(Collected data entries)

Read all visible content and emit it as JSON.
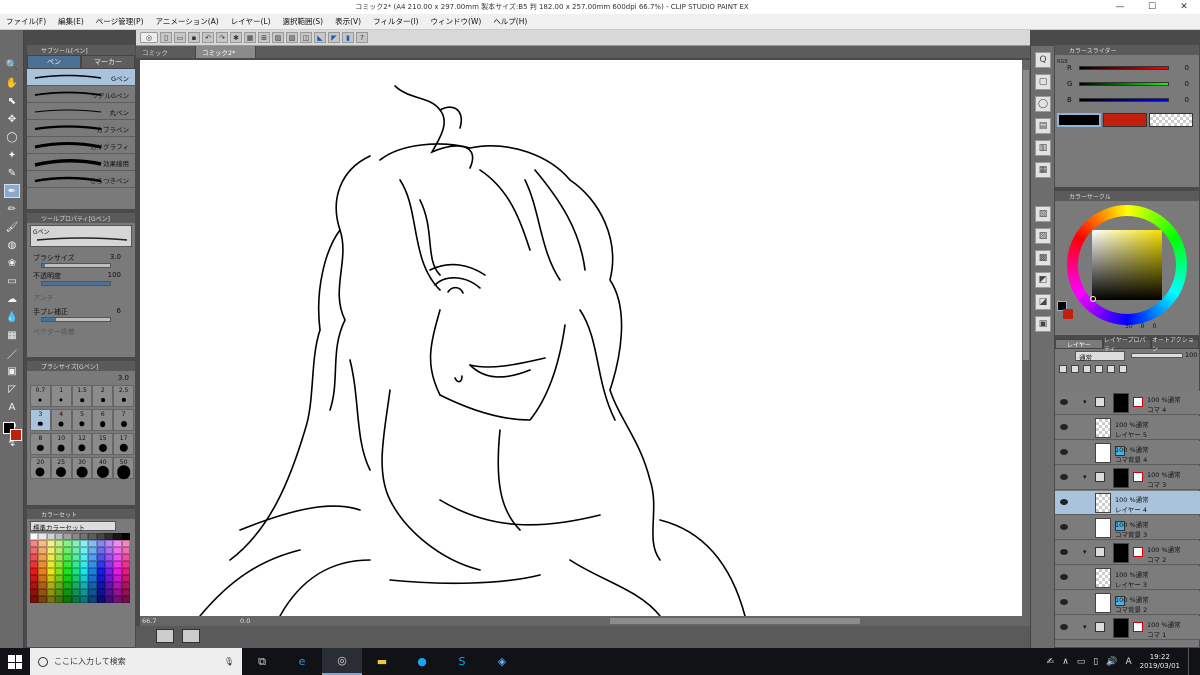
{
  "window": {
    "title": "コミック2* (A4 210.00 x 297.00mm 製本サイズ:B5 判 182.00 x 257.00mm 600dpi 66.7%) - CLIP STUDIO PAINT EX"
  },
  "menu": [
    "ファイル(F)",
    "編集(E)",
    "ページ管理(P)",
    "アニメーション(A)",
    "レイヤー(L)",
    "選択範囲(S)",
    "表示(V)",
    "フィルター(I)",
    "ウィンドウ(W)",
    "ヘルプ(H)"
  ],
  "tabs": [
    "コミック",
    "コミック2*"
  ],
  "subtool": {
    "header": "サブツール[ペン]",
    "tab_pen": "ペン",
    "tab_marker": "マーカー",
    "brushes": [
      "Gペン",
      "リアルGペン",
      "丸ペン",
      "カブラペン",
      "カリグラフィ",
      "効果線用",
      "さらつきペン"
    ]
  },
  "tool_property": {
    "header": "ツールプロパティ[Gペン]",
    "preset": "Gペン",
    "brush_size_label": "ブラシサイズ",
    "brush_size": "3.0",
    "opacity_label": "不透明度",
    "opacity": "100",
    "anti_label": "アンチ",
    "stabilization_label": "手ブレ補正",
    "stabilization": "6",
    "vector_label": "ベクター吸着",
    "brush_size_fraction": 0.04,
    "opacity_fraction": 1.0,
    "stabilization_fraction": 0.2
  },
  "brush_size_panel": {
    "header": "ブラシサイズ[Gペン]",
    "current": "3.0",
    "sizes": [
      "0.7",
      "1",
      "1.5",
      "2",
      "2.5",
      "3",
      "4",
      "5",
      "6",
      "7",
      "8",
      "10",
      "12",
      "15",
      "17",
      "20",
      "25",
      "30",
      "40",
      "50"
    ],
    "selected": "3"
  },
  "color_set": {
    "header": "カラーセット",
    "name": "標準カラーセット"
  },
  "canvas": {
    "zoom": "66.7",
    "angle": "0.0"
  },
  "color_slider": {
    "header": "カラースライダー",
    "tab_rgb": "RGB",
    "r_label": "R",
    "g_label": "G",
    "b_label": "B",
    "r": "0",
    "g": "0",
    "b": "0",
    "main_color": "#000000",
    "sub_color": "#c0200c"
  },
  "color_circle": {
    "header": "カラーサークル",
    "h": "50",
    "s": "0",
    "v": "0"
  },
  "layers": {
    "tab_layer": "レイヤー",
    "tab_property": "レイヤープロパティ",
    "tab_autoaction": "オートアクション",
    "blend_mode": "通常",
    "opacity": "100",
    "items": [
      {
        "mode": "100 %通常",
        "name": "コマ 4",
        "type": "folder"
      },
      {
        "mode": "100 %通常",
        "name": "レイヤー 5",
        "type": "raster"
      },
      {
        "mode": "100 %通常",
        "name": "コマ背景 4",
        "type": "bg"
      },
      {
        "mode": "100 %通常",
        "name": "コマ 3",
        "type": "folder"
      },
      {
        "mode": "100 %通常",
        "name": "レイヤー 4",
        "type": "raster",
        "selected": true
      },
      {
        "mode": "100 %通常",
        "name": "コマ背景 3",
        "type": "bg"
      },
      {
        "mode": "100 %通常",
        "name": "コマ 2",
        "type": "folder"
      },
      {
        "mode": "100 %通常",
        "name": "レイヤー 3",
        "type": "raster"
      },
      {
        "mode": "100 %通常",
        "name": "コマ背景 2",
        "type": "bg"
      },
      {
        "mode": "100 %通常",
        "name": "コマ 1",
        "type": "folder"
      }
    ]
  },
  "taskbar": {
    "search_placeholder": "ここに入力して検索",
    "time": "19:22",
    "date": "2019/03/01",
    "ime": "A"
  },
  "colors": {
    "accent": "#4d6f93",
    "selected": "#a9c3dc",
    "panel": "#7a7a7a",
    "main": "#000000",
    "sub": "#c0200c"
  }
}
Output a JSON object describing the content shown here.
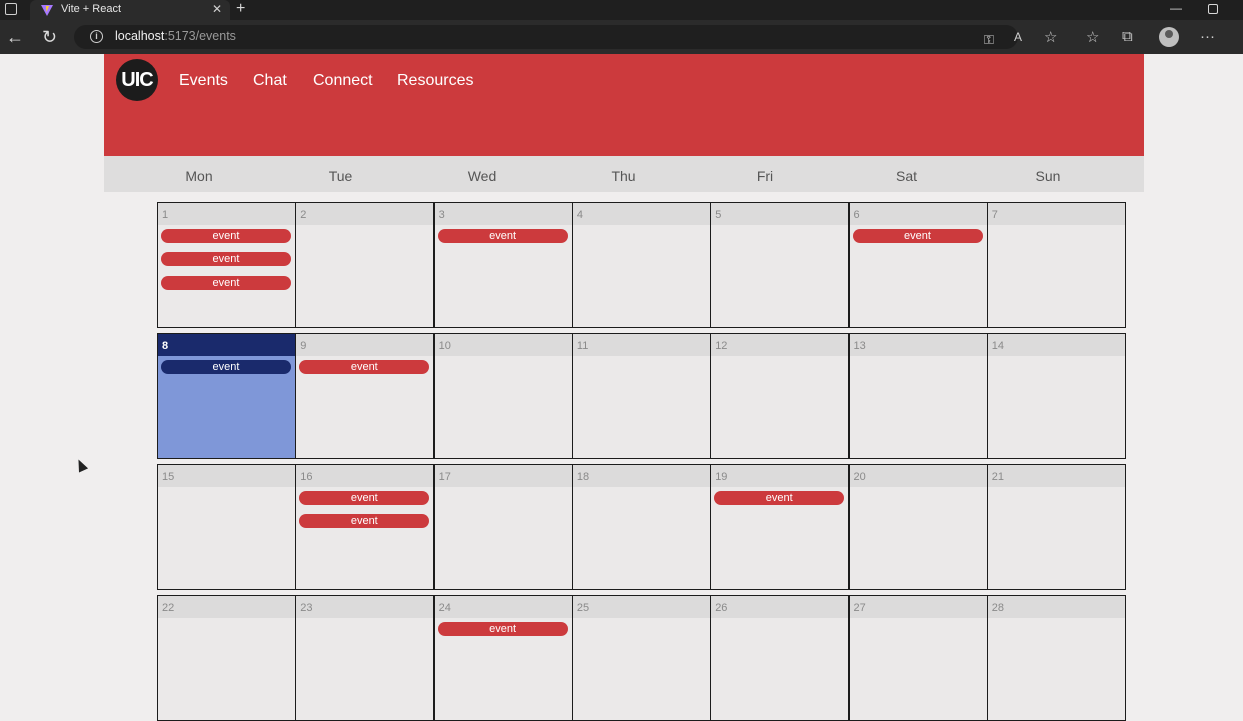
{
  "browser": {
    "tab_title": "Vite + React",
    "url_host": "localhost",
    "url_rest": ":5173/events"
  },
  "header": {
    "logo_text": "UIC",
    "nav": [
      "Events",
      "Chat",
      "Connect",
      "Resources"
    ]
  },
  "weekdays": [
    "Mon",
    "Tue",
    "Wed",
    "Thu",
    "Fri",
    "Sat",
    "Sun"
  ],
  "calendar": {
    "today": 8,
    "weeks": [
      [
        {
          "day": "1",
          "events": [
            "event",
            "event",
            "event"
          ]
        },
        {
          "day": "2",
          "events": []
        },
        {
          "day": "3",
          "events": [
            "event"
          ]
        },
        {
          "day": "4",
          "events": []
        },
        {
          "day": "5",
          "events": []
        },
        {
          "day": "6",
          "events": [
            "event"
          ]
        },
        {
          "day": "7",
          "events": []
        }
      ],
      [
        {
          "day": "8",
          "events": [
            "event"
          ]
        },
        {
          "day": "9",
          "events": [
            "event"
          ]
        },
        {
          "day": "10",
          "events": []
        },
        {
          "day": "11",
          "events": []
        },
        {
          "day": "12",
          "events": []
        },
        {
          "day": "13",
          "events": []
        },
        {
          "day": "14",
          "events": []
        }
      ],
      [
        {
          "day": "15",
          "events": []
        },
        {
          "day": "16",
          "events": [
            "event",
            "event"
          ]
        },
        {
          "day": "17",
          "events": []
        },
        {
          "day": "18",
          "events": []
        },
        {
          "day": "19",
          "events": [
            "event"
          ]
        },
        {
          "day": "20",
          "events": []
        },
        {
          "day": "21",
          "events": []
        }
      ],
      [
        {
          "day": "22",
          "events": []
        },
        {
          "day": "23",
          "events": []
        },
        {
          "day": "24",
          "events": [
            "event"
          ]
        },
        {
          "day": "25",
          "events": []
        },
        {
          "day": "26",
          "events": []
        },
        {
          "day": "27",
          "events": []
        },
        {
          "day": "28",
          "events": []
        }
      ]
    ]
  },
  "colors": {
    "brand_red": "#cc3a3d",
    "today_navy": "#1a2a6c",
    "today_fill": "#7f97d8"
  }
}
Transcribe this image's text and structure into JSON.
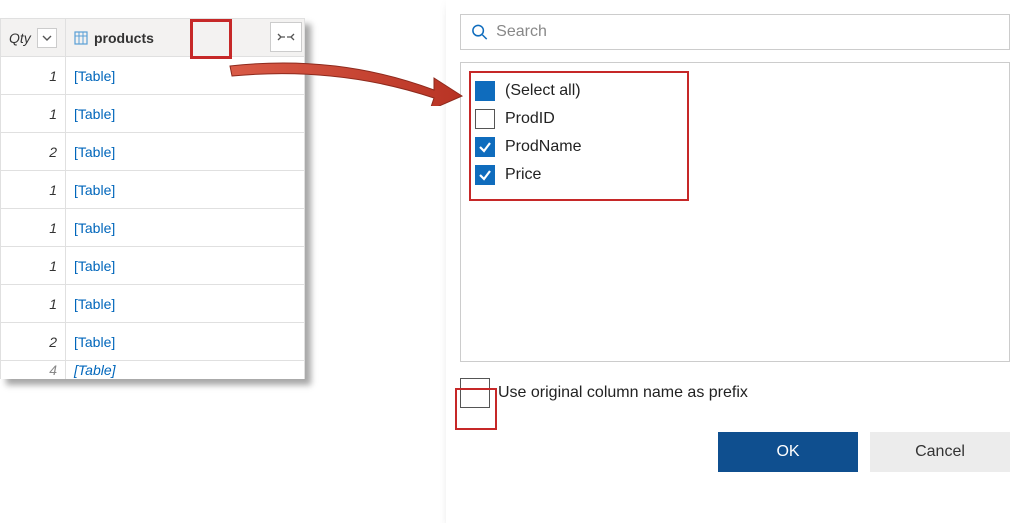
{
  "table": {
    "columns": {
      "qty_header": "Qty",
      "products_header": "products"
    },
    "rows": [
      {
        "qty": "1",
        "products": "[Table]"
      },
      {
        "qty": "1",
        "products": "[Table]"
      },
      {
        "qty": "2",
        "products": "[Table]"
      },
      {
        "qty": "1",
        "products": "[Table]"
      },
      {
        "qty": "1",
        "products": "[Table]"
      },
      {
        "qty": "1",
        "products": "[Table]"
      },
      {
        "qty": "1",
        "products": "[Table]"
      },
      {
        "qty": "2",
        "products": "[Table]"
      },
      {
        "qty": "4",
        "products": "[Table]"
      }
    ]
  },
  "dialog": {
    "search_placeholder": "Search",
    "columns": [
      {
        "label": "(Select all)",
        "state": "solid"
      },
      {
        "label": "ProdID",
        "state": "unchecked"
      },
      {
        "label": "ProdName",
        "state": "checked"
      },
      {
        "label": "Price",
        "state": "checked"
      }
    ],
    "prefix_label": "Use original column name as prefix",
    "prefix_checked": false,
    "ok_label": "OK",
    "cancel_label": "Cancel"
  }
}
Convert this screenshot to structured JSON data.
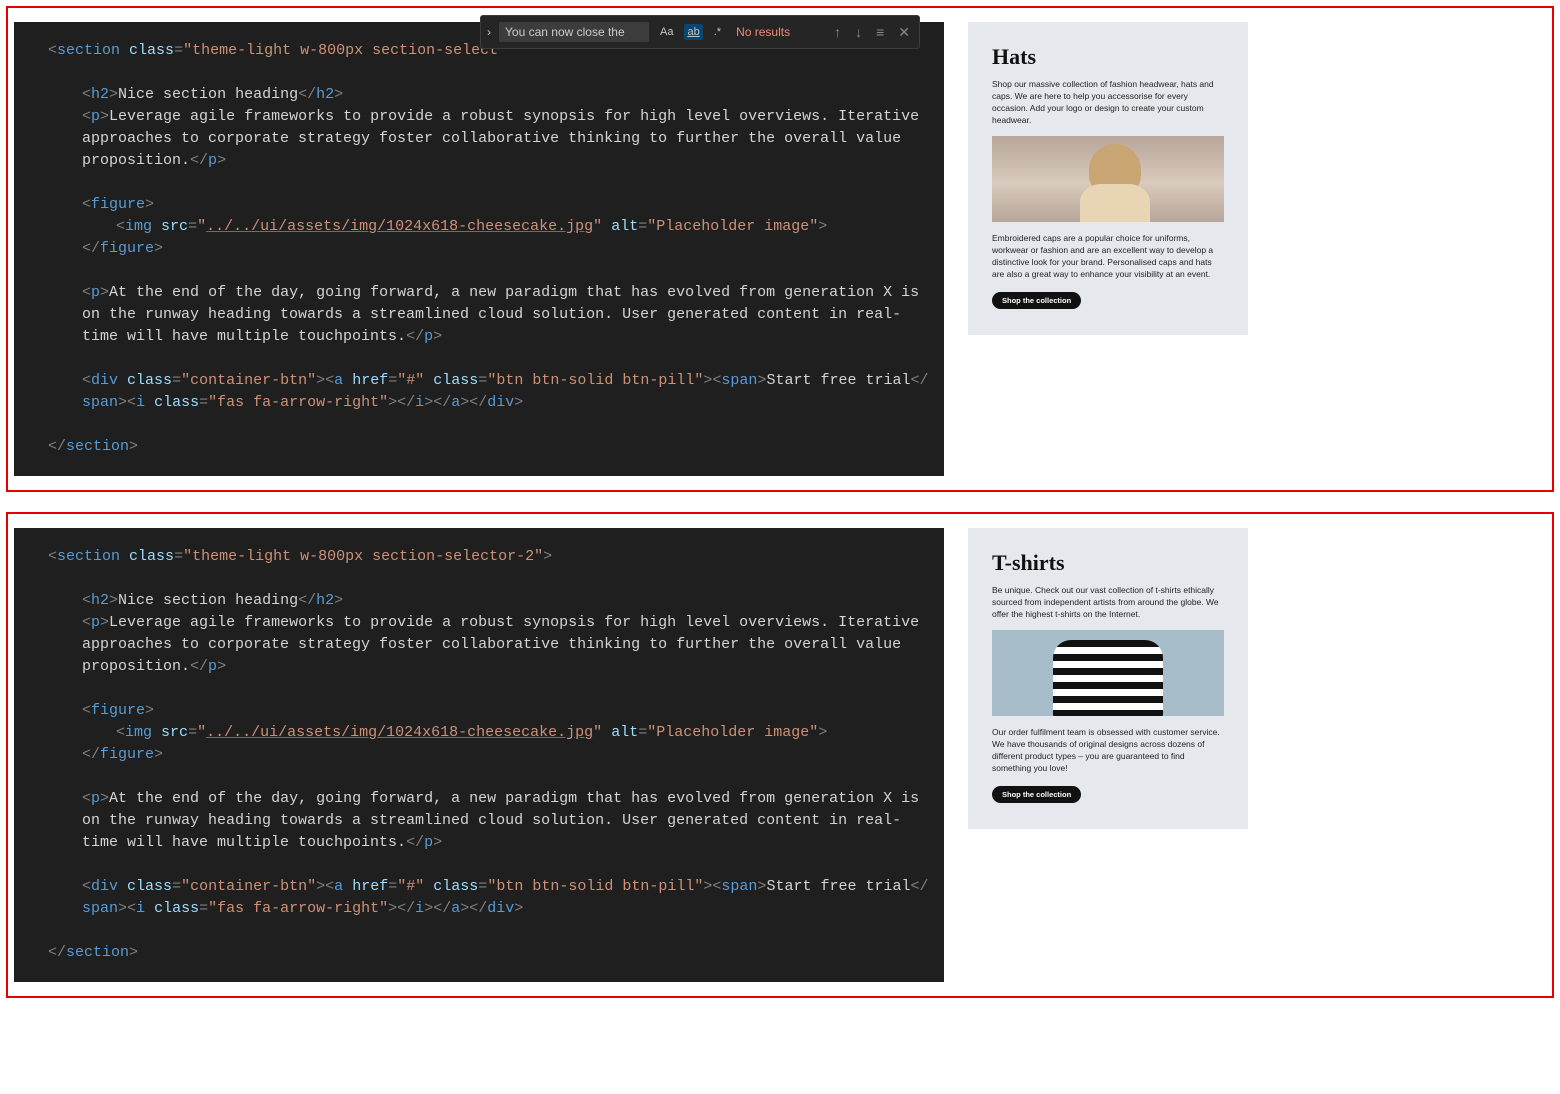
{
  "find_bar": {
    "input_value": "You can now close the",
    "case_label": "Aa",
    "word_label": "ab",
    "regex_label": ".*",
    "results_text": "No results",
    "prev_glyph": "↑",
    "next_glyph": "↓",
    "menu_glyph": "≡",
    "close_glyph": "✕",
    "chevron_glyph": "›"
  },
  "code_common": {
    "tag_section": "section",
    "tag_h2": "h2",
    "tag_p": "p",
    "tag_figure": "figure",
    "tag_img": "img",
    "tag_div": "div",
    "tag_a": "a",
    "tag_span": "span",
    "tag_i": "i",
    "attr_class": "class",
    "attr_src": "src",
    "attr_alt": "alt",
    "attr_href": "href",
    "h2_text": "Nice section heading",
    "p1_text": "Leverage agile frameworks to provide a robust synopsis for high level overviews. Iterative approaches to corporate strategy foster collaborative thinking to further the overall value proposition.",
    "img_src": "../../ui/assets/img/1024x618-cheesecake.jpg",
    "img_alt": "Placeholder image",
    "p2_text": "At the end of the day, going forward, a new paradigm that has evolved from generation X is on the runway heading towards a streamlined cloud solution. User generated content in real-time will have multiple touchpoints.",
    "div_class": "container-btn",
    "a_href": "#",
    "a_class": "btn btn-solid btn-pill",
    "span_text": "Start free trial",
    "i_class": "fas fa-arrow-right"
  },
  "block1": {
    "section_class_visible": "theme-light w-800px section-select"
  },
  "block2": {
    "section_class": "theme-light w-800px section-selector-2"
  },
  "preview1": {
    "title": "Hats",
    "p1": "Shop our massive collection of fashion headwear, hats and caps. We are here to help you accessorise for every occasion. Add your logo or design to create your custom headwear.",
    "p2": "Embroidered caps are a popular choice for uniforms, workwear or fashion and are an excellent way to develop a distinctive look for your brand. Personalised caps and hats are also a great way to enhance your visibility at an event.",
    "button": "Shop the collection"
  },
  "preview2": {
    "title": "T-shirts",
    "p1": "Be unique. Check out our vast collection of t-shirts ethically sourced from independent artists from around the globe. We offer the highest t-shirts on the Internet.",
    "p2": "Our order fulfilment team is obsessed with customer service. We have thousands of original designs across dozens of different product types – you are guaranteed to find something you love!",
    "button": "Shop the collection"
  }
}
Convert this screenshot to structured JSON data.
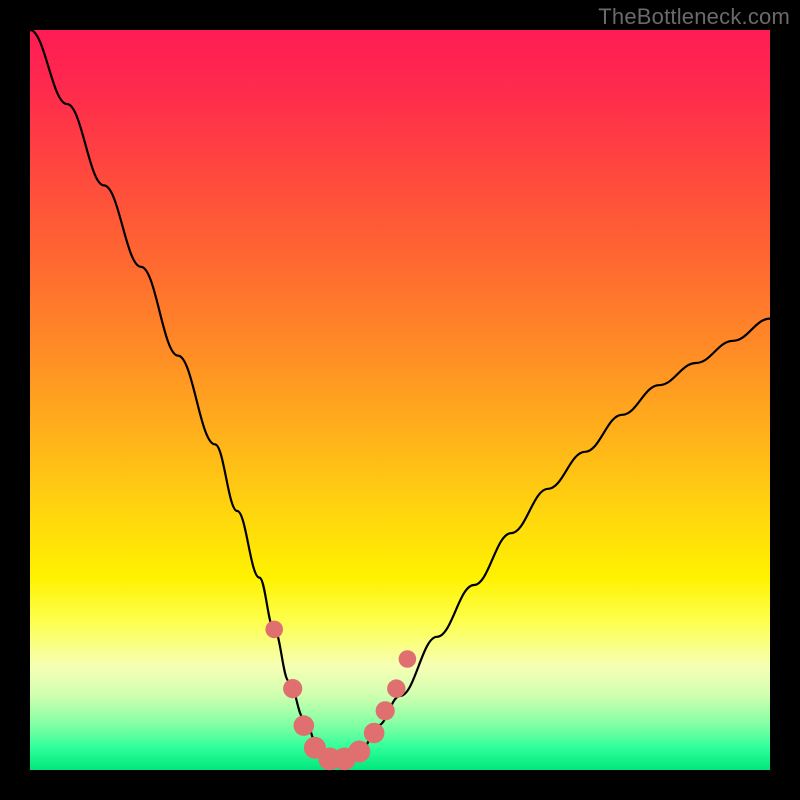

Your instructions
Write down the number of lines where the word "collection" appears, and nothing further.

Correct answer
4